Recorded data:
· · · · · · ·

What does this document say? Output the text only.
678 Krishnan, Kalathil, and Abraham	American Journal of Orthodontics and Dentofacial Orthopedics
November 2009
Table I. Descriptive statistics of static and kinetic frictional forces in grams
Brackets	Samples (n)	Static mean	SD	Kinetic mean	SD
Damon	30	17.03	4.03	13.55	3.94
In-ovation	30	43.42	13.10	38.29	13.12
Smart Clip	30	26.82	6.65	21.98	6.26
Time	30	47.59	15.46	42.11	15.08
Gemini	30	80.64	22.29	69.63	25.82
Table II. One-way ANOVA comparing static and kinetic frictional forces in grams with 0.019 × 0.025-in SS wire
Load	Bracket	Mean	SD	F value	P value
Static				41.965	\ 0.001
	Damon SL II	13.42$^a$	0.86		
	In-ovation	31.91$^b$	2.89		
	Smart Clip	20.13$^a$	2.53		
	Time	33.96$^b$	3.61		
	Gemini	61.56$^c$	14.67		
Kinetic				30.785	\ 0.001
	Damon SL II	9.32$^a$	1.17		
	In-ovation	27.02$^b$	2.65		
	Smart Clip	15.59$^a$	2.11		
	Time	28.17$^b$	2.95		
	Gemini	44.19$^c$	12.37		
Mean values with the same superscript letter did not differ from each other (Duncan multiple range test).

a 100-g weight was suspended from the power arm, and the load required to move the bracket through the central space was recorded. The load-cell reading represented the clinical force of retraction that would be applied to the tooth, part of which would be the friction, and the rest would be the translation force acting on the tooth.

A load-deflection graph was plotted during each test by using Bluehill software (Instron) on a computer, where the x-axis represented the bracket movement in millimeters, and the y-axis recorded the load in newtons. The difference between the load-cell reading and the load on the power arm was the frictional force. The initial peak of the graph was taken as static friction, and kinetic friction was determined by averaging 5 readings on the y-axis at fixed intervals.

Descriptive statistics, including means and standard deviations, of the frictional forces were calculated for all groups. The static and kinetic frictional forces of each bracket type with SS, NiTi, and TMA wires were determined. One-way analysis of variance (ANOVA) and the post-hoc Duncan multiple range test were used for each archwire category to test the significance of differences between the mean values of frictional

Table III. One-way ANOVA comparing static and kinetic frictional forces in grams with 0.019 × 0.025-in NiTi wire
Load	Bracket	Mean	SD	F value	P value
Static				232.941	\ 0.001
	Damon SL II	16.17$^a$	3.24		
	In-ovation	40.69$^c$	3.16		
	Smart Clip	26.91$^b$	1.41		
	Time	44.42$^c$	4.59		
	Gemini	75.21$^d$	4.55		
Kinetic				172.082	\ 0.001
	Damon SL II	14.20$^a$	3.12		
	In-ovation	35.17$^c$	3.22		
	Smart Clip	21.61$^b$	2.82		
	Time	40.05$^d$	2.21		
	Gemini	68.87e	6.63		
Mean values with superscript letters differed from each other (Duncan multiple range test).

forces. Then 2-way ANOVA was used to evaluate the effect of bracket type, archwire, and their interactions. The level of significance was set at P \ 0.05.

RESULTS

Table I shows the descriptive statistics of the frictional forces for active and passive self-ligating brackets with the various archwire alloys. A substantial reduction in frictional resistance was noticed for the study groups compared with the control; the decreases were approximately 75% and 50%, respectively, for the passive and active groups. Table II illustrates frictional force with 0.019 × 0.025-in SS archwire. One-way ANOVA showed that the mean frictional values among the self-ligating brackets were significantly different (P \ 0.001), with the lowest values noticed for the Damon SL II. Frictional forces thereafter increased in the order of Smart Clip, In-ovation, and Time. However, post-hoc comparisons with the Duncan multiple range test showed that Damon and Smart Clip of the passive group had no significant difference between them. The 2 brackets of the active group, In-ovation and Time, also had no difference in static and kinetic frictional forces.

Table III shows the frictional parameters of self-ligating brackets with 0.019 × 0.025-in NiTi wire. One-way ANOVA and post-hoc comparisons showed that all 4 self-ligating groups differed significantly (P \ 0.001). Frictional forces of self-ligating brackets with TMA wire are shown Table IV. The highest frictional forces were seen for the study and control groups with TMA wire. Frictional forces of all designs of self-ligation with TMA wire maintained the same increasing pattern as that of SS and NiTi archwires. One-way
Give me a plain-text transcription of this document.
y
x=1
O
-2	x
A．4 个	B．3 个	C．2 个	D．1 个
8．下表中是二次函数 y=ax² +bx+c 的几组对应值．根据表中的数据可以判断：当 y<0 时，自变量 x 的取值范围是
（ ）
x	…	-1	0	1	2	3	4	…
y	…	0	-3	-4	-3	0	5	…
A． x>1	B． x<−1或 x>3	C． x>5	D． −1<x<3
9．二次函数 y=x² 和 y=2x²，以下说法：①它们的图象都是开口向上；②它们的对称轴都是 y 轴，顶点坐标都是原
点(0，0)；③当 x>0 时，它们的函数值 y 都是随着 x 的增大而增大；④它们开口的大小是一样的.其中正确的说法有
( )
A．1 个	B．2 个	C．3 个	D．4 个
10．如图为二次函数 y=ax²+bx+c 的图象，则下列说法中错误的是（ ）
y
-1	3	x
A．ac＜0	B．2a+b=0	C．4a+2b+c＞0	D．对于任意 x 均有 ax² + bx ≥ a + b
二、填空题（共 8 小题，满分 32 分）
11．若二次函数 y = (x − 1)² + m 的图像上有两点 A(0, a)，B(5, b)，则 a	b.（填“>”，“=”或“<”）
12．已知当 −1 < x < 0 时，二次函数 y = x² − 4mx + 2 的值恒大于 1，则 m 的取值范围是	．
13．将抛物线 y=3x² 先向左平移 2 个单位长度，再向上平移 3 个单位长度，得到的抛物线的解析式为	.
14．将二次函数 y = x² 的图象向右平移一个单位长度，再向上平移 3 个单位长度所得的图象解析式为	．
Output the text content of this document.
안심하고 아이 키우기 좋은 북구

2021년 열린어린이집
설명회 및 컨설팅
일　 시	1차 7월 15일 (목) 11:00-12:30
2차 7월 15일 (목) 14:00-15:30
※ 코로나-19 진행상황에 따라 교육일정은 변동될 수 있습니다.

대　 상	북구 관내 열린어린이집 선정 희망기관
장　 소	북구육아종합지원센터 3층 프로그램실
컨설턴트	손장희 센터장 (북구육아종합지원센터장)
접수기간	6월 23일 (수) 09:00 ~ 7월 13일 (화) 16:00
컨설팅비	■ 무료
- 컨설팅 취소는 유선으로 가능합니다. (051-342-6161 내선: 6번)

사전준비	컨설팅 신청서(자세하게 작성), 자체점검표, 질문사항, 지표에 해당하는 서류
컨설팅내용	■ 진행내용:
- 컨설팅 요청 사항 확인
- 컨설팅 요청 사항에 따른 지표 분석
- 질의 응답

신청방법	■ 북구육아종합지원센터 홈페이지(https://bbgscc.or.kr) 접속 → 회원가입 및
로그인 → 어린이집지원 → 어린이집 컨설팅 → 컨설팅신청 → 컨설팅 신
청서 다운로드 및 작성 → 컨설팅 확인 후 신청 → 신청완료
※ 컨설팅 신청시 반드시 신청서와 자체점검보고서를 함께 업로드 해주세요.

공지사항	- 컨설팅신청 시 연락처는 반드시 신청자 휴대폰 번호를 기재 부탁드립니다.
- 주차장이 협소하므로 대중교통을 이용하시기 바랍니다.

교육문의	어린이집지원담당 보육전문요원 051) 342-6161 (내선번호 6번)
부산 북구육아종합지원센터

· · · · · · ·

Required task:
Output each record precisely as given.

Exercise output:
What does this document say? Output the text only.
678 Krishnan, Kalathil, and Abraham	American Journal of Orthodontics and Dentofacial Orthopedics
November 2009
Table I. Descriptive statistics of static and kinetic frictional forces in grams
Brackets	Samples (n)	Static mean	SD	Kinetic mean	SD
Damon	30	17.03	4.03	13.55	3.94
In-ovation	30	43.42	13.10	38.29	13.12
Smart Clip	30	26.82	6.65	21.98	6.26
Time	30	47.59	15.46	42.11	15.08
Gemini	30	80.64	22.29	69.63	25.82
Table II. One-way ANOVA comparing static and kinetic frictional forces in grams with 0.019 × 0.025-in SS wire
Load	Bracket	Mean	SD	F value	P value
Static				41.965	\ 0.001
	Damon SL II	13.42$^a$	0.86		
	In-ovation	31.91$^b$	2.89		
	Smart Clip	20.13$^a$	2.53		
	Time	33.96$^b$	3.61		
	Gemini	61.56$^c$	14.67		
Kinetic				30.785	\ 0.001
	Damon SL II	9.32$^a$	1.17		
	In-ovation	27.02$^b$	2.65		
	Smart Clip	15.59$^a$	2.11		
	Time	28.17$^b$	2.95		
	Gemini	44.19$^c$	12.37		
Mean values with the same superscript letter did not differ from each other (Duncan multiple range test).

a 100-g weight was suspended from the power arm, and the load required to move the bracket through the central space was recorded. The load-cell reading represented the clinical force of retraction that would be applied to the tooth, part of which would be the friction, and the rest would be the translation force acting on the tooth.

A load-deflection graph was plotted during each test by using Bluehill software (Instron) on a computer, where the x-axis represented the bracket movement in millimeters, and the y-axis recorded the load in newtons. The difference between the load-cell reading and the load on the power arm was the frictional force. The initial peak of the graph was taken as static friction, and kinetic friction was determined by averaging 5 readings on the y-axis at fixed intervals.

Descriptive statistics, including means and standard deviations, of the frictional forces were calculated for all groups. The static and kinetic frictional forces of each bracket type with SS, NiTi, and TMA wires were determined. One-way analysis of variance (ANOVA) and the post-hoc Duncan multiple range test were used for each archwire category to test the significance of differences between the mean values of frictional

Table III. One-way ANOVA comparing static and kinetic frictional forces in grams with 0.019 × 0.025-in NiTi wire
Load	Bracket	Mean	SD	F value	P value
Static				232.941	\ 0.001
	Damon SL II	16.17$^a$	3.24		
	In-ovation	40.69$^c$	3.16		
	Smart Clip	26.91$^b$	1.41		
	Time	44.42$^c$	4.59		
	Gemini	75.21$^d$	4.55		
Kinetic				172.082	\ 0.001
	Damon SL II	14.20$^a$	3.12		
	In-ovation	35.17$^c$	3.22		
	Smart Clip	21.61$^b$	2.82		
	Time	40.05$^d$	2.21		
	Gemini	68.87e	6.63		
Mean values with superscript letters differed from each other (Duncan multiple range test).

forces. Then 2-way ANOVA was used to evaluate the effect of bracket type, archwire, and their interactions. The level of significance was set at P \ 0.05.

RESULTS

Table I shows the descriptive statistics of the frictional forces for active and passive self-ligating brackets with the various archwire alloys. A substantial reduction in frictional resistance was noticed for the study groups compared with the control; the decreases were approximately 75% and 50%, respectively, for the passive and active groups. Table II illustrates frictional force with 0.019 × 0.025-in SS archwire. One-way ANOVA showed that the mean frictional values among the self-ligating brackets were significantly different (P \ 0.001), with the lowest values noticed for the Damon SL II. Frictional forces thereafter increased in the order of Smart Clip, In-ovation, and Time. However, post-hoc comparisons with the Duncan multiple range test showed that Damon and Smart Clip of the passive group had no significant difference between them. The 2 brackets of the active group, In-ovation and Time, also had no difference in static and kinetic frictional forces.

Table III shows the frictional parameters of self-ligating brackets with 0.019 × 0.025-in NiTi wire. One-way ANOVA and post-hoc comparisons showed that all 4 self-ligating groups differed significantly (P \ 0.001). Frictional forces of self-ligating brackets with TMA wire are shown Table IV. The highest frictional forces were seen for the study and control groups with TMA wire. Frictional forces of all designs of self-ligation with TMA wire maintained the same increasing pattern as that of SS and NiTi archwires. One-way
Give me a plain-text transcription of this document.
y
x=1
O
-2	x
A．4 个	B．3 个	C．2 个	D．1 个
8．下表中是二次函数 y=ax² +bx+c 的几组对应值．根据表中的数据可以判断：当 y<0 时，自变量 x 的取值范围是
（ ）
x	…	-1	0	1	2	3	4	…
y	…	0	-3	-4	-3	0	5	…
A． x>1	B． x<−1或 x>3	C． x>5	D． −1<x<3
9．二次函数 y=x² 和 y=2x²，以下说法：①它们的图象都是开口向上；②它们的对称轴都是 y 轴，顶点坐标都是原
点(0，0)；③当 x>0 时，它们的函数值 y 都是随着 x 的增大而增大；④它们开口的大小是一样的.其中正确的说法有
( )
A．1 个	B．2 个	C．3 个	D．4 个
10．如图为二次函数 y=ax²+bx+c 的图象，则下列说法中错误的是（ ）
y
-1	3	x
A．ac＜0	B．2a+b=0	C．4a+2b+c＞0	D．对于任意 x 均有 ax² + bx ≥ a + b
二、填空题（共 8 小题，满分 32 分）
11．若二次函数 y = (x − 1)² + m 的图像上有两点 A(0, a)，B(5, b)，则 a	b.（填“>”，“=”或“<”）
12．已知当 −1 < x < 0 时，二次函数 y = x² − 4mx + 2 的值恒大于 1，则 m 的取值范围是	．
13．将抛物线 y=3x² 先向左平移 2 个单位长度，再向上平移 3 个单位长度，得到的抛物线的解析式为	.
14．将二次函数 y = x² 的图象向右平移一个单位长度，再向上平移 3 个单位长度所得的图象解析式为	．
Output the text content of this document.
안심하고 아이 키우기 좋은 북구

2021년 열린어린이집
설명회 및 컨설팅
일　 시	1차 7월 15일 (목) 11:00-12:30
2차 7월 15일 (목) 14:00-15:30
※ 코로나-19 진행상황에 따라 교육일정은 변동될 수 있습니다.

대　 상	북구 관내 열린어린이집 선정 희망기관
장　 소	북구육아종합지원센터 3층 프로그램실
컨설턴트	손장희 센터장 (북구육아종합지원센터장)
접수기간	6월 23일 (수) 09:00 ~ 7월 13일 (화) 16:00
컨설팅비	■ 무료
- 컨설팅 취소는 유선으로 가능합니다. (051-342-6161 내선: 6번)

사전준비	컨설팅 신청서(자세하게 작성), 자체점검표, 질문사항, 지표에 해당하는 서류
컨설팅내용	■ 진행내용:
- 컨설팅 요청 사항 확인
- 컨설팅 요청 사항에 따른 지표 분석
- 질의 응답

신청방법	■ 북구육아종합지원센터 홈페이지(https://bbgscc.or.kr) 접속 → 회원가입 및
로그인 → 어린이집지원 → 어린이집 컨설팅 → 컨설팅신청 → 컨설팅 신
청서 다운로드 및 작성 → 컨설팅 확인 후 신청 → 신청완료
※ 컨설팅 신청시 반드시 신청서와 자체점검보고서를 함께 업로드 해주세요.

공지사항	- 컨설팅신청 시 연락처는 반드시 신청자 휴대폰 번호를 기재 부탁드립니다.
- 주차장이 협소하므로 대중교통을 이용하시기 바랍니다.

교육문의	어린이집지원담당 보육전문요원 051) 342-6161 (내선번호 6번)
부산 북구육아종합지원센터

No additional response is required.